(Items from a figure collection)
..........

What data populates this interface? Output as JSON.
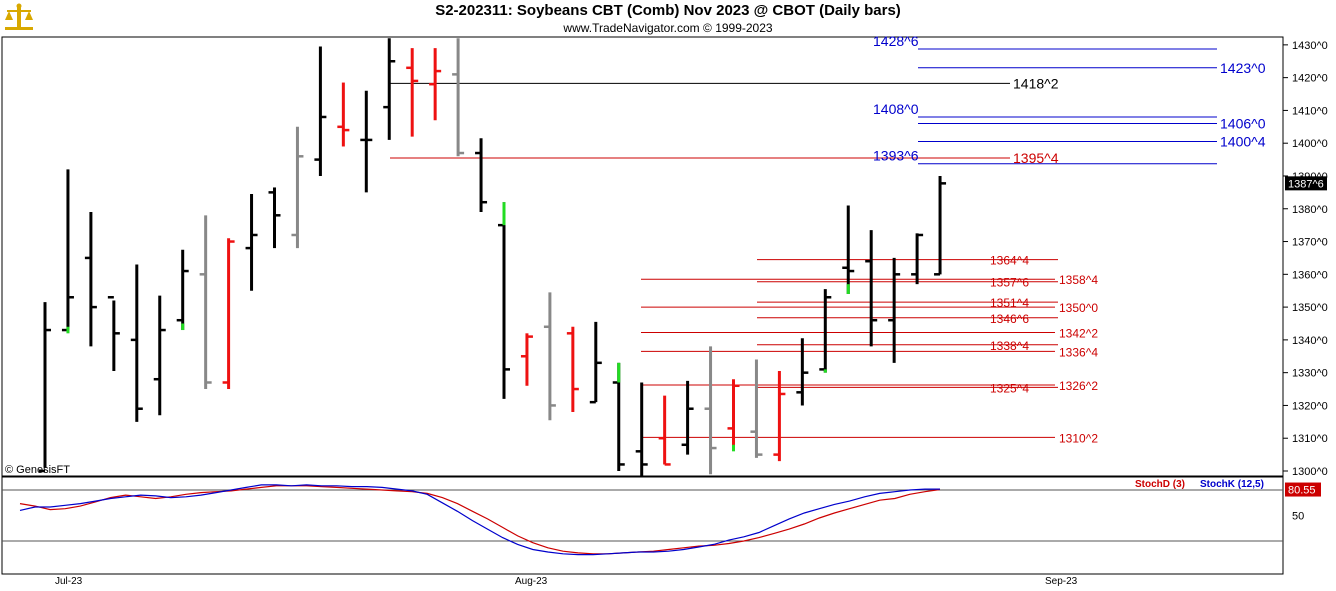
{
  "header": {
    "title": "S2-202311:  Soybeans CBT (Comb) Nov 2023 @ CBOT  (Daily bars)",
    "subtitle": "www.TradeNavigator.com © 1999-2023",
    "watermark": "© GenesisFT"
  },
  "colors": {
    "up": "#000000",
    "down": "#ee1111",
    "neutral": "#888888",
    "signal": "#22dd22",
    "blue": "#0000cc",
    "red": "#cc0000"
  },
  "chart_data": [
    {
      "type": "bar",
      "subtype": "ohlc",
      "ylim": [
        1297,
        1432
      ],
      "yticks": [
        "1300^0",
        "1310^0",
        "1320^0",
        "1330^0",
        "1340^0",
        "1350^0",
        "1360^0",
        "1370^0",
        "1380^0",
        "1390^0",
        "1400^0",
        "1410^0",
        "1420^0",
        "1430^0"
      ],
      "ytick_values": [
        1300,
        1310,
        1320,
        1330,
        1340,
        1350,
        1360,
        1370,
        1380,
        1390,
        1400,
        1410,
        1420,
        1430
      ],
      "xlabels": [
        "Jul-23",
        "Aug-23",
        "Sep-23"
      ],
      "last_price": {
        "label": "1387^6",
        "value": 1387.75
      },
      "bars": [
        {
          "h": 1351.5,
          "l": 1301,
          "o": 1300,
          "c": 1343,
          "color": "black"
        },
        {
          "h": 1392,
          "l": 1343,
          "o": 1343,
          "c": 1353,
          "color": "black"
        },
        {
          "h": 1379,
          "l": 1338,
          "o": 1365,
          "c": 1350,
          "color": "black"
        },
        {
          "h": 1352,
          "l": 1330.5,
          "o": 1353,
          "c": 1342,
          "color": "black"
        },
        {
          "h": 1363,
          "l": 1315,
          "o": 1340,
          "c": 1319,
          "color": "black"
        },
        {
          "h": 1353.5,
          "l": 1317,
          "o": 1328,
          "c": 1343,
          "color": "black"
        },
        {
          "h": 1367.5,
          "l": 1343,
          "o": 1346,
          "c": 1361,
          "color": "black"
        },
        {
          "h": 1378,
          "l": 1325,
          "o": 1360,
          "c": 1327,
          "color": "gray"
        },
        {
          "h": 1371,
          "l": 1325,
          "o": 1327,
          "c": 1370,
          "color": "red"
        },
        {
          "h": 1384.5,
          "l": 1355,
          "o": 1368,
          "c": 1372,
          "color": "black"
        },
        {
          "h": 1386.5,
          "l": 1368,
          "o": 1385,
          "c": 1378,
          "color": "black"
        },
        {
          "h": 1405,
          "l": 1368,
          "o": 1372,
          "c": 1396,
          "color": "gray"
        },
        {
          "h": 1429.5,
          "l": 1390,
          "o": 1395,
          "c": 1408,
          "color": "black"
        },
        {
          "h": 1418.5,
          "l": 1399,
          "o": 1405,
          "c": 1404,
          "color": "red"
        },
        {
          "h": 1416,
          "l": 1385,
          "o": 1401,
          "c": 1401,
          "color": "black"
        },
        {
          "h": 1432,
          "l": 1401,
          "o": 1411,
          "c": 1425,
          "color": "black"
        },
        {
          "h": 1429,
          "l": 1402,
          "o": 1423,
          "c": 1419,
          "color": "red"
        },
        {
          "h": 1429,
          "l": 1407,
          "o": 1418,
          "c": 1422,
          "color": "red"
        },
        {
          "h": 1432,
          "l": 1396,
          "o": 1421,
          "c": 1397,
          "color": "gray"
        },
        {
          "h": 1401.5,
          "l": 1379,
          "o": 1397,
          "c": 1382,
          "color": "black"
        },
        {
          "h": 1382,
          "l": 1322,
          "o": 1375,
          "c": 1331,
          "color": "black"
        },
        {
          "h": 1342,
          "l": 1326,
          "o": 1335,
          "c": 1341,
          "color": "red"
        },
        {
          "h": 1354.5,
          "l": 1315.5,
          "o": 1344,
          "c": 1320,
          "color": "gray"
        },
        {
          "h": 1344,
          "l": 1318,
          "o": 1342,
          "c": 1325,
          "color": "red"
        },
        {
          "h": 1345.5,
          "l": 1321,
          "o": 1321,
          "c": 1333,
          "color": "black"
        },
        {
          "h": 1333,
          "l": 1300,
          "o": 1327,
          "c": 1302,
          "color": "black"
        },
        {
          "h": 1327,
          "l": 1298,
          "o": 1306,
          "c": 1302,
          "color": "black"
        },
        {
          "h": 1323,
          "l": 1302,
          "o": 1310,
          "c": 1302,
          "color": "red"
        },
        {
          "h": 1327.5,
          "l": 1305,
          "o": 1308,
          "c": 1319,
          "color": "black"
        },
        {
          "h": 1338,
          "l": 1299,
          "o": 1319,
          "c": 1307,
          "color": "gray"
        },
        {
          "h": 1328,
          "l": 1307,
          "o": 1313,
          "c": 1326,
          "color": "red"
        },
        {
          "h": 1334,
          "l": 1304,
          "o": 1312,
          "c": 1305,
          "color": "gray"
        },
        {
          "h": 1330.5,
          "l": 1303,
          "o": 1305,
          "c": 1323.5,
          "color": "red"
        },
        {
          "h": 1340.5,
          "l": 1320,
          "o": 1324,
          "c": 1330,
          "color": "black"
        },
        {
          "h": 1355.5,
          "l": 1330,
          "o": 1331,
          "c": 1353,
          "color": "black"
        },
        {
          "h": 1381,
          "l": 1354,
          "o": 1362,
          "c": 1361,
          "color": "black"
        },
        {
          "h": 1373.5,
          "l": 1338,
          "o": 1364,
          "c": 1346,
          "color": "black"
        },
        {
          "h": 1365,
          "l": 1333,
          "o": 1346,
          "c": 1360,
          "color": "black"
        },
        {
          "h": 1372.5,
          "l": 1357,
          "o": 1360,
          "c": 1372,
          "color": "black"
        },
        {
          "h": 1390,
          "l": 1360,
          "o": 1360,
          "c": 1387.75,
          "color": "black"
        }
      ],
      "signals": [
        {
          "bar": 1,
          "from": 1344,
          "to": 1342
        },
        {
          "bar": 6,
          "from": 1345,
          "to": 1343
        },
        {
          "bar": 20,
          "from": 1382,
          "to": 1375
        },
        {
          "bar": 25,
          "from": 1333,
          "to": 1327
        },
        {
          "bar": 30,
          "from": 1308,
          "to": 1306
        },
        {
          "bar": 34,
          "from": 1331,
          "to": 1330
        },
        {
          "bar": 35,
          "from": 1357,
          "to": 1354
        }
      ],
      "levels": [
        {
          "label": "1428^6",
          "value": 1428.75,
          "color": "blue",
          "side": "left"
        },
        {
          "label": "1423^0",
          "value": 1423,
          "color": "blue",
          "side": "right"
        },
        {
          "label": "1418^2",
          "value": 1418.25,
          "color": "black",
          "side": "right"
        },
        {
          "label": "1408^0",
          "value": 1408,
          "color": "blue",
          "side": "left"
        },
        {
          "label": "1406^0",
          "value": 1406,
          "color": "blue",
          "side": "right"
        },
        {
          "label": "1400^4",
          "value": 1400.5,
          "color": "blue",
          "side": "right"
        },
        {
          "label": "1395^4",
          "value": 1395.5,
          "color": "red",
          "side": "right"
        },
        {
          "label": "1393^6",
          "value": 1393.75,
          "color": "blue",
          "side": "left"
        },
        {
          "label": "1364^4",
          "value": 1364.5,
          "color": "red",
          "side": "mid"
        },
        {
          "label": "1358^4",
          "value": 1358.5,
          "color": "red",
          "side": "right"
        },
        {
          "label": "1357^6",
          "value": 1357.75,
          "color": "red",
          "side": "mid"
        },
        {
          "label": "1351^4",
          "value": 1351.5,
          "color": "red",
          "side": "mid"
        },
        {
          "label": "1350^0",
          "value": 1350,
          "color": "red",
          "side": "right"
        },
        {
          "label": "1346^6",
          "value": 1346.75,
          "color": "red",
          "side": "mid"
        },
        {
          "label": "1342^2",
          "value": 1342.25,
          "color": "red",
          "side": "right"
        },
        {
          "label": "1338^4",
          "value": 1338.5,
          "color": "red",
          "side": "mid"
        },
        {
          "label": "1336^4",
          "value": 1336.5,
          "color": "red",
          "side": "right"
        },
        {
          "label": "1326^2",
          "value": 1326.25,
          "color": "red",
          "side": "right"
        },
        {
          "label": "1325^4",
          "value": 1325.5,
          "color": "red",
          "side": "mid"
        },
        {
          "label": "1310^2",
          "value": 1310.25,
          "color": "red",
          "side": "right"
        }
      ]
    },
    {
      "type": "line",
      "subtype": "stochastic",
      "ylim": [
        0,
        100
      ],
      "yticks": [
        "50"
      ],
      "ytick_values": [
        50
      ],
      "reference_lines": [
        80,
        20
      ],
      "last_value": {
        "label": "80.55",
        "value": 80.55
      },
      "legend": [
        "StochD (3)",
        "StochK (12,5)"
      ],
      "series": [
        {
          "name": "StochD (3)",
          "color": "red",
          "values": [
            64,
            61,
            57,
            58,
            61,
            66,
            71,
            74,
            72,
            70,
            72,
            75,
            77,
            78,
            79,
            81,
            83,
            85,
            85,
            85,
            84,
            83,
            82,
            81,
            80,
            79,
            78,
            76,
            71,
            64,
            55,
            46,
            36,
            26,
            18,
            12,
            8,
            6,
            5,
            5,
            6,
            7,
            8,
            10,
            12,
            14,
            15,
            17,
            20,
            24,
            29,
            34,
            40,
            47,
            53,
            58,
            63,
            68,
            70,
            75,
            78,
            80.55
          ]
        },
        {
          "name": "StochK (12,5)",
          "color": "blue",
          "values": [
            56,
            60,
            60,
            62,
            64,
            67,
            70,
            72,
            74,
            73,
            71,
            72,
            74,
            77,
            80,
            83,
            86,
            86,
            85,
            86,
            85,
            85,
            84,
            84,
            83,
            81,
            79,
            75,
            65,
            55,
            44,
            34,
            24,
            16,
            10,
            7,
            5,
            4,
            4,
            5,
            6,
            7,
            7,
            8,
            10,
            13,
            16,
            21,
            25,
            30,
            38,
            46,
            53,
            58,
            63,
            67,
            72,
            76,
            78,
            80,
            81,
            81
          ]
        }
      ]
    }
  ]
}
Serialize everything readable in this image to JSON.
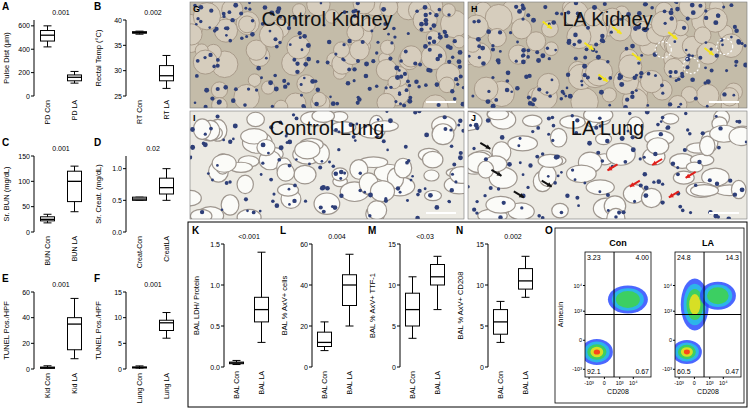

..........

_TASK DESCRIPTION_
Each line of the data that holds "this" should be copied.

_TASK RESULT_
What data populates this interface? Output as JSON.
Serialize everything readable in this image to JSON.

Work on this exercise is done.